TASK GOAL.
Which of the lines below contain the string "this"? Copy each one.

START DATA SHOWN

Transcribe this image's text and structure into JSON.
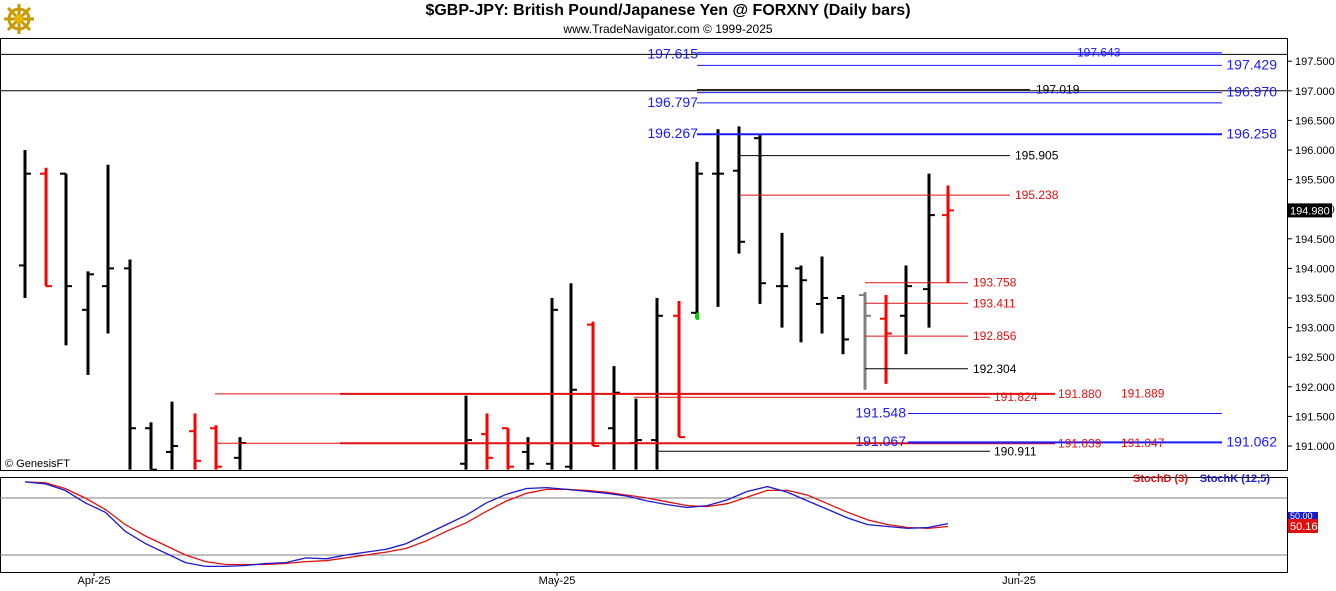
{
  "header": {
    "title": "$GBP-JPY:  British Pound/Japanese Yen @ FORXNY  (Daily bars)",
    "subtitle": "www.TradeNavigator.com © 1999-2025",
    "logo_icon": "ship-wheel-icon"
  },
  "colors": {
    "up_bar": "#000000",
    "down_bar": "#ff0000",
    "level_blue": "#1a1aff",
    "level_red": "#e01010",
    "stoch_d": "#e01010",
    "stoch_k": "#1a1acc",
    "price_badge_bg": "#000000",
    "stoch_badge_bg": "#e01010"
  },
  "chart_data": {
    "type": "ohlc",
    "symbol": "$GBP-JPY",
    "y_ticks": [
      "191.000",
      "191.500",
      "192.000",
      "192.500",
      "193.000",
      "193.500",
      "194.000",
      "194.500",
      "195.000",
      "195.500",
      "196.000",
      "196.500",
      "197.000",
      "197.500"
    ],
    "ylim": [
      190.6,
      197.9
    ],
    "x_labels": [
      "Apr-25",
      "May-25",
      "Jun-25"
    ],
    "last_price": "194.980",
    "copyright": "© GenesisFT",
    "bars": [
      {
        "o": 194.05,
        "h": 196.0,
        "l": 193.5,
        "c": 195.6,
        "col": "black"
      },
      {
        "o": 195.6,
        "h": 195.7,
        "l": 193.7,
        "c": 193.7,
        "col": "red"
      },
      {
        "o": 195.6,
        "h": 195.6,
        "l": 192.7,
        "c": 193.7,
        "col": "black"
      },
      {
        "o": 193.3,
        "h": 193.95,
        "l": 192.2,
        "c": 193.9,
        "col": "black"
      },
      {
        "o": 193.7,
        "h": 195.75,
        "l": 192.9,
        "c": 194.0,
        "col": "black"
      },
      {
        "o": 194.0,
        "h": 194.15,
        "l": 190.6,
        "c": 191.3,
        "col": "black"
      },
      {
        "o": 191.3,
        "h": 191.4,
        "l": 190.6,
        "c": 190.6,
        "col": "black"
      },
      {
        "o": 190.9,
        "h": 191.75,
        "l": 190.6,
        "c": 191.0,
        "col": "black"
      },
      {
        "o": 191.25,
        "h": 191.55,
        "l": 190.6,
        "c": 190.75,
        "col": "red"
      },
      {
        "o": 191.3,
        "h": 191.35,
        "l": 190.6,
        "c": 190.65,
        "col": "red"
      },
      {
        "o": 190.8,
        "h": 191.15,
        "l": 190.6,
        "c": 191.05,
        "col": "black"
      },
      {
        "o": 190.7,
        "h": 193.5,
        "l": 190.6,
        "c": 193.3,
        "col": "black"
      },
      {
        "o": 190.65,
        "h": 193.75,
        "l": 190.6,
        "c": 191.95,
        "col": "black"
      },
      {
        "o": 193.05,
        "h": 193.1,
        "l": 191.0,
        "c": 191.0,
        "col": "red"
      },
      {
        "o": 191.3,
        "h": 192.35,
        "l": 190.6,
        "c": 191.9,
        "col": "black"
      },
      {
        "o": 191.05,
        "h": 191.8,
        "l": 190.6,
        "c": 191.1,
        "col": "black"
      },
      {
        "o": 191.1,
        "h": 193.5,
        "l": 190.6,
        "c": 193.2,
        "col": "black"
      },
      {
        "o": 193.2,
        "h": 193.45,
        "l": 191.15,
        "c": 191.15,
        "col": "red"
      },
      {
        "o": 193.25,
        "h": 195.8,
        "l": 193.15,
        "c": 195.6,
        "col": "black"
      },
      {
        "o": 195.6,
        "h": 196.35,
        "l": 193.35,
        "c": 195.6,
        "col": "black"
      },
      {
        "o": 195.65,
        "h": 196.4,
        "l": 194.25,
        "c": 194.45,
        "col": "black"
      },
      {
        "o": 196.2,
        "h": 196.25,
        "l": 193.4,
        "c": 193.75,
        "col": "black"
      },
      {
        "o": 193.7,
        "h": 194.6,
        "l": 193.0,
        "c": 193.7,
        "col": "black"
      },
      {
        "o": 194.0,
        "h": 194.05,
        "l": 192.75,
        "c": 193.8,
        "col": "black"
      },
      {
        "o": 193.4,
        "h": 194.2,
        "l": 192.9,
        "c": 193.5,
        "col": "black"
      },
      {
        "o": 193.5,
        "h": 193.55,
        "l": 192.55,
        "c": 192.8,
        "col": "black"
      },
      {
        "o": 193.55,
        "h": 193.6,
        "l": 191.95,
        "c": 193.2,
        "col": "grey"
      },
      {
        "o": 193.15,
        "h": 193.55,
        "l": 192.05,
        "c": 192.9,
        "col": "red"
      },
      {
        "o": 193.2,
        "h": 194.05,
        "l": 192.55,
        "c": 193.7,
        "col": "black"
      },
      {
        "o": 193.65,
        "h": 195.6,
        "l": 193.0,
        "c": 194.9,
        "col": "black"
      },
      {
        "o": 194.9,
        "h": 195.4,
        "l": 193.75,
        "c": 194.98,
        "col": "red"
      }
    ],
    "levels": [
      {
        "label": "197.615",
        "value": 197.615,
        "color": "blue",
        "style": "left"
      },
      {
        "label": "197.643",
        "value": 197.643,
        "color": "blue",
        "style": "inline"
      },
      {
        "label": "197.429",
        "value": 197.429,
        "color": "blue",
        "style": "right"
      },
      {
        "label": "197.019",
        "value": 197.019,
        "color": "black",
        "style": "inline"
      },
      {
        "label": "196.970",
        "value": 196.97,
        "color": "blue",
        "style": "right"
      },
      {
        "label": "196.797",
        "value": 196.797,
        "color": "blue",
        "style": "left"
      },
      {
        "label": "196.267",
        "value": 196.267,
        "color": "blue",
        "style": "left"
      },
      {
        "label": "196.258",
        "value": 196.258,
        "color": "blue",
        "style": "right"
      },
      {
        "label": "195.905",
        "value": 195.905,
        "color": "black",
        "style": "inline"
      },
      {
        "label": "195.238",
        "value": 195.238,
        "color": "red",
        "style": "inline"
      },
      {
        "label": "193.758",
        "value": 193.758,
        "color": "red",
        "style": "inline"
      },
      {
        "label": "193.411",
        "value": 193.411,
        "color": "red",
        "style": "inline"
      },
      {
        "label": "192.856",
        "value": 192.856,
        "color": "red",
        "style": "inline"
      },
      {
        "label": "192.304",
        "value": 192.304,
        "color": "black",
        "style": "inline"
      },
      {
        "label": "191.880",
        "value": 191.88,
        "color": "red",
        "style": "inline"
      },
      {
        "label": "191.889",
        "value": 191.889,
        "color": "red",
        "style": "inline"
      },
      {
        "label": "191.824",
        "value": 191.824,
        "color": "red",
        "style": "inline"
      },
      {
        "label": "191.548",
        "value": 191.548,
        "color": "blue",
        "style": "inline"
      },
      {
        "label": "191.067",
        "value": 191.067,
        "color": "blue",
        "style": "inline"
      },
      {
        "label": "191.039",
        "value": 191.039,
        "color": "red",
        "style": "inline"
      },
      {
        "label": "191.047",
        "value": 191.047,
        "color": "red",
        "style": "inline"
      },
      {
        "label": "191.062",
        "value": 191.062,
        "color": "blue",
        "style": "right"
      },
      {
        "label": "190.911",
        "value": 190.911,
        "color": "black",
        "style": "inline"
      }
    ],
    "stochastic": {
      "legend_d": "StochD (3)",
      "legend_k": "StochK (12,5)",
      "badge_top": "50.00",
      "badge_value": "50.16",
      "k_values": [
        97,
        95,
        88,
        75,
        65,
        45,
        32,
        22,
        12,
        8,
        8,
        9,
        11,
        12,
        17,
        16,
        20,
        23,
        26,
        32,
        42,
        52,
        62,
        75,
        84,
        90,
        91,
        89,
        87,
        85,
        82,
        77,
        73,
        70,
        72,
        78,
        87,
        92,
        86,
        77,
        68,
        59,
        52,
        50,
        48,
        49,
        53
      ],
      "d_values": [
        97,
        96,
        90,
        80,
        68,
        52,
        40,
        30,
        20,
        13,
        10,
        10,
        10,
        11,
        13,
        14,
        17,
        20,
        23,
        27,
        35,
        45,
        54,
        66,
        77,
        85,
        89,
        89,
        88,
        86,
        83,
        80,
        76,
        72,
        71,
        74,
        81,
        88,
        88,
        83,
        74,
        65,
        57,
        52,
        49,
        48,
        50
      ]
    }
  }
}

END DATA SHOWN
START DATA SHOWN

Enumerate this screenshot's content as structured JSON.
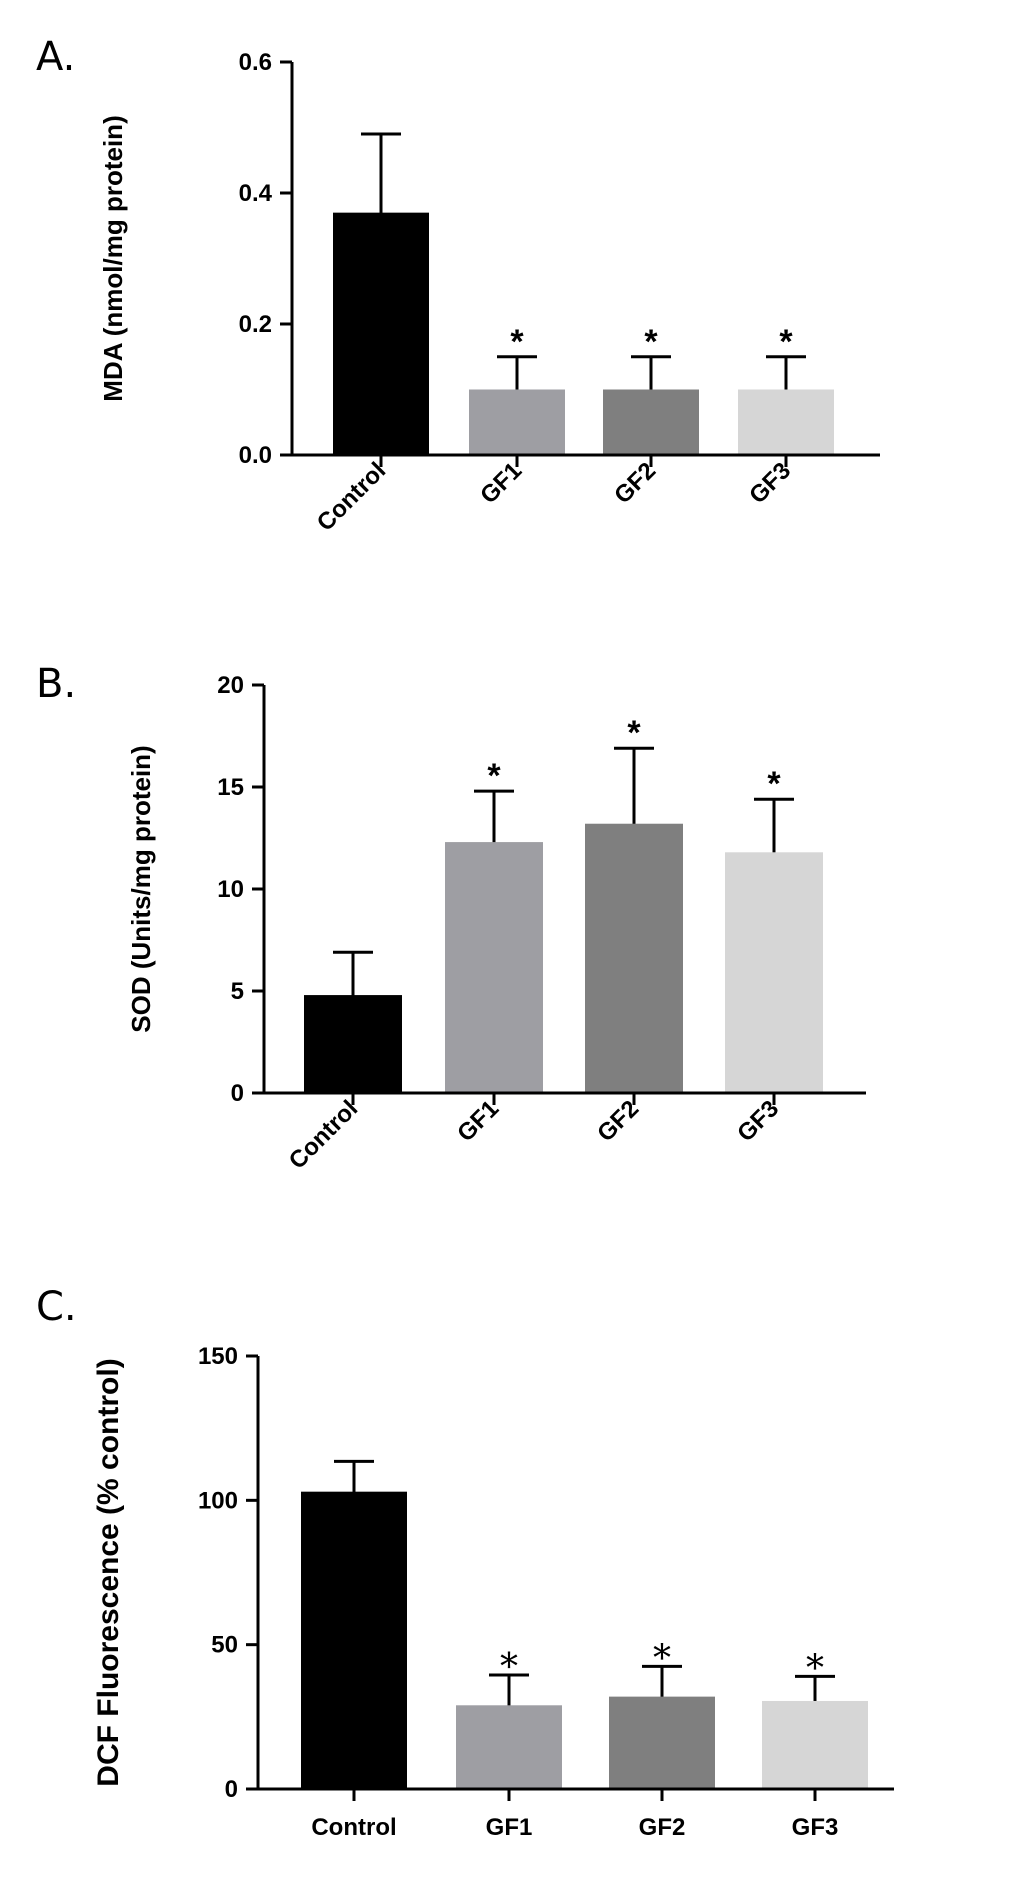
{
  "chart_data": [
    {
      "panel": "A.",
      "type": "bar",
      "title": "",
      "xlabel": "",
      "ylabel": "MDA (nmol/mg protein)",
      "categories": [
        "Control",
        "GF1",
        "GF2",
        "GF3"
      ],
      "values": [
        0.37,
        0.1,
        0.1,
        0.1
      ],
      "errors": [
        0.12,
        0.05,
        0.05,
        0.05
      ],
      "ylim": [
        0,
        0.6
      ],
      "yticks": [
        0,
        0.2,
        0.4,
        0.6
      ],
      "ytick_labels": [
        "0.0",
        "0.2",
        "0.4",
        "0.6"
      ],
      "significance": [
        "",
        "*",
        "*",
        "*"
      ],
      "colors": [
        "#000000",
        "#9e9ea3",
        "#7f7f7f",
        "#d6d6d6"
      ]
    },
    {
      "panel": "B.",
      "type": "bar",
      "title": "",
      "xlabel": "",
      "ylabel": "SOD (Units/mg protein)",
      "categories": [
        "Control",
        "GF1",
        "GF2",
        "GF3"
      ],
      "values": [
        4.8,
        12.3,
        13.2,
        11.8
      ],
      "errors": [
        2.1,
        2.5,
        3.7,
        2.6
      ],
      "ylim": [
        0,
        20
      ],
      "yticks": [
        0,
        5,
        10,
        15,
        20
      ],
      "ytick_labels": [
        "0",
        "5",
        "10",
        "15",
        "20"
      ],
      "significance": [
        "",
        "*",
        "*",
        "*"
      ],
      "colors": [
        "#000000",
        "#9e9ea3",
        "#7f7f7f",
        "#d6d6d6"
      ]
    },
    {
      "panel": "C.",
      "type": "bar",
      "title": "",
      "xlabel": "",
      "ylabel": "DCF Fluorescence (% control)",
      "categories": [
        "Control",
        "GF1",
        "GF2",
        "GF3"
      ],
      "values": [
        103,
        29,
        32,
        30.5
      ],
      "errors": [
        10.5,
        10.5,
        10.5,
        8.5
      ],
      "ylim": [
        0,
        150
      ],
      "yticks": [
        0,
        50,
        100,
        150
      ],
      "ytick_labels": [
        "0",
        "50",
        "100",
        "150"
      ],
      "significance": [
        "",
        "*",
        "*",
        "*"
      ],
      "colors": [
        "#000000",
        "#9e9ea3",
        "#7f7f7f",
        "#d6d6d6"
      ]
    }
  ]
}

END DATA SHOWN
START DATA SHOWN

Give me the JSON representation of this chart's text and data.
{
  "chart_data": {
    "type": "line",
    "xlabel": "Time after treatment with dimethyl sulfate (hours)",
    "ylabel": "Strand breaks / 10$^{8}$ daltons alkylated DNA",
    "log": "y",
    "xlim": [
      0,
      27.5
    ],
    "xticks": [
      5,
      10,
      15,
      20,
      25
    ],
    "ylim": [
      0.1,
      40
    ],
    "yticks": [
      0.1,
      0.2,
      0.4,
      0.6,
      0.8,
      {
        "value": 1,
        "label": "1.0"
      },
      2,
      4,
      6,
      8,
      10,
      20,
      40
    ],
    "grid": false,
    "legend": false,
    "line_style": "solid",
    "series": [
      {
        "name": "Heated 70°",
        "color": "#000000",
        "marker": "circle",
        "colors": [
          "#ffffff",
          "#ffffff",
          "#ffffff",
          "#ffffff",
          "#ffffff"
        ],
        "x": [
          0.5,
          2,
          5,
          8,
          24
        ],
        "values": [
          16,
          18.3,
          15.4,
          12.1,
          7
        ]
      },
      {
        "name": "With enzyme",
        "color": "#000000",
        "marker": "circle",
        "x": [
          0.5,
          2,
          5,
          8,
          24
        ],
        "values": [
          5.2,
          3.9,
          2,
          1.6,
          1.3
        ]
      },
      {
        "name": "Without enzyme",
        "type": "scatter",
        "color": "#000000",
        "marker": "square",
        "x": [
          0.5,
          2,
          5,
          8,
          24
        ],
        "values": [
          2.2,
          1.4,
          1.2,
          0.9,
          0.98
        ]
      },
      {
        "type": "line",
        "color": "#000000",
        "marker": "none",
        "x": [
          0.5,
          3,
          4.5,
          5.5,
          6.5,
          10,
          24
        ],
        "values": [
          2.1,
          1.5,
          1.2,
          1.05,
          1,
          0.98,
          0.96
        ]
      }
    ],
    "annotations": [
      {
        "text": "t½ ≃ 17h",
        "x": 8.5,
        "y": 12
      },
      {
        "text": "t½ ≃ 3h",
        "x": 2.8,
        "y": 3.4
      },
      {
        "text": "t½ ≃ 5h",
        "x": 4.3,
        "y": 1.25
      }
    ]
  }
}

END DATA SHOWN

ANSWER AREA.
Transcribe this image's text and structure into JSON.
Enumerate this screenshot's content as structured JSON.
Give me the JSON representation of this chart's text and data.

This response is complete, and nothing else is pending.